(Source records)
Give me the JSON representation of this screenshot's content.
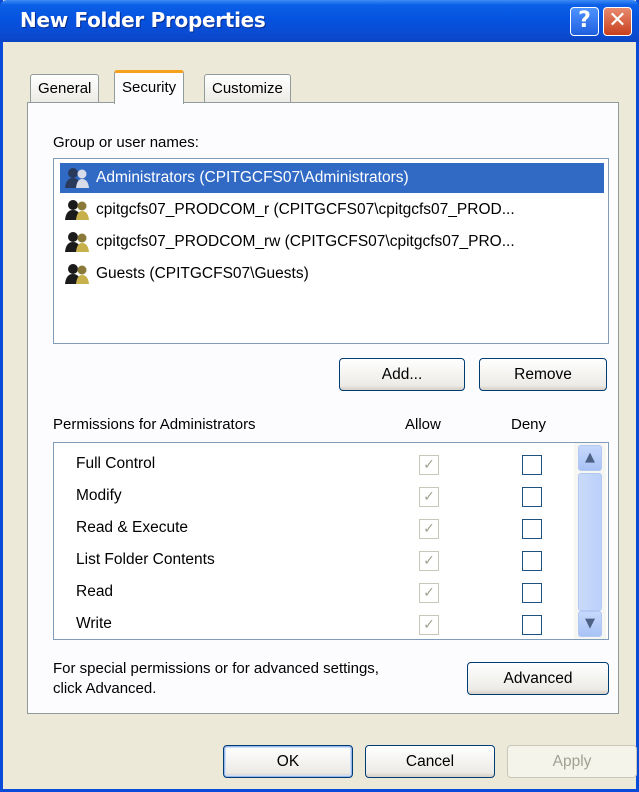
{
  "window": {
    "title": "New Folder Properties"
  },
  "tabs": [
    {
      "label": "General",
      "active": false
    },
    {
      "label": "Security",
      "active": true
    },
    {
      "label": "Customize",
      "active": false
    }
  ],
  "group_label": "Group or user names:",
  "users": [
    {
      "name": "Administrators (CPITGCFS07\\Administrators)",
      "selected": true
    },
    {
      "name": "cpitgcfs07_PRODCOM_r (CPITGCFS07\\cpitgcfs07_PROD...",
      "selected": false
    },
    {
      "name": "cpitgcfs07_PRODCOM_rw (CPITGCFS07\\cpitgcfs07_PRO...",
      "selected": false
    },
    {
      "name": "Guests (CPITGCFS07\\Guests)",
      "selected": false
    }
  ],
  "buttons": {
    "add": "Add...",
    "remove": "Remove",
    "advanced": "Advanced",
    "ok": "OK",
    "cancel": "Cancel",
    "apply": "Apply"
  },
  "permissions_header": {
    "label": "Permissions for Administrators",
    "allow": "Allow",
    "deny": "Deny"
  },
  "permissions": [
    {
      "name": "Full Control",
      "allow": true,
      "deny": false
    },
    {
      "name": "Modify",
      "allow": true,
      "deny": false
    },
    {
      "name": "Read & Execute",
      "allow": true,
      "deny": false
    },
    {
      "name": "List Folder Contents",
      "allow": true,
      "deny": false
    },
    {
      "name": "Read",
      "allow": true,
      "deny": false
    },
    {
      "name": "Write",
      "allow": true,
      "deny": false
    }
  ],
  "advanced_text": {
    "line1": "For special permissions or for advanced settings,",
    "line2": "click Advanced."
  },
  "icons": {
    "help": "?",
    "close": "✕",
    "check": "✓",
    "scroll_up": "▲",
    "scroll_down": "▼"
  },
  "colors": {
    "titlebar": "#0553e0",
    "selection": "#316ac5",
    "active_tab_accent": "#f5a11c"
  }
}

→ Exercise instructions: Return each line from the material above exactly, but not the pictures.

→ Solution to this problem:
Give me the JSON representation of this screenshot's content.
{
  "window": {
    "title": "New Folder Properties"
  },
  "tabs": [
    {
      "label": "General",
      "active": false
    },
    {
      "label": "Security",
      "active": true
    },
    {
      "label": "Customize",
      "active": false
    }
  ],
  "group_label": "Group or user names:",
  "users": [
    {
      "name": "Administrators (CPITGCFS07\\Administrators)",
      "selected": true
    },
    {
      "name": "cpitgcfs07_PRODCOM_r (CPITGCFS07\\cpitgcfs07_PROD...",
      "selected": false
    },
    {
      "name": "cpitgcfs07_PRODCOM_rw (CPITGCFS07\\cpitgcfs07_PRO...",
      "selected": false
    },
    {
      "name": "Guests (CPITGCFS07\\Guests)",
      "selected": false
    }
  ],
  "buttons": {
    "add": "Add...",
    "remove": "Remove",
    "advanced": "Advanced",
    "ok": "OK",
    "cancel": "Cancel",
    "apply": "Apply"
  },
  "permissions_header": {
    "label": "Permissions for Administrators",
    "allow": "Allow",
    "deny": "Deny"
  },
  "permissions": [
    {
      "name": "Full Control",
      "allow": true,
      "deny": false
    },
    {
      "name": "Modify",
      "allow": true,
      "deny": false
    },
    {
      "name": "Read & Execute",
      "allow": true,
      "deny": false
    },
    {
      "name": "List Folder Contents",
      "allow": true,
      "deny": false
    },
    {
      "name": "Read",
      "allow": true,
      "deny": false
    },
    {
      "name": "Write",
      "allow": true,
      "deny": false
    }
  ],
  "advanced_text": {
    "line1": "For special permissions or for advanced settings,",
    "line2": "click Advanced."
  },
  "icons": {
    "help": "?",
    "close": "✕",
    "check": "✓",
    "scroll_up": "▲",
    "scroll_down": "▼"
  },
  "colors": {
    "titlebar": "#0553e0",
    "selection": "#316ac5",
    "active_tab_accent": "#f5a11c"
  }
}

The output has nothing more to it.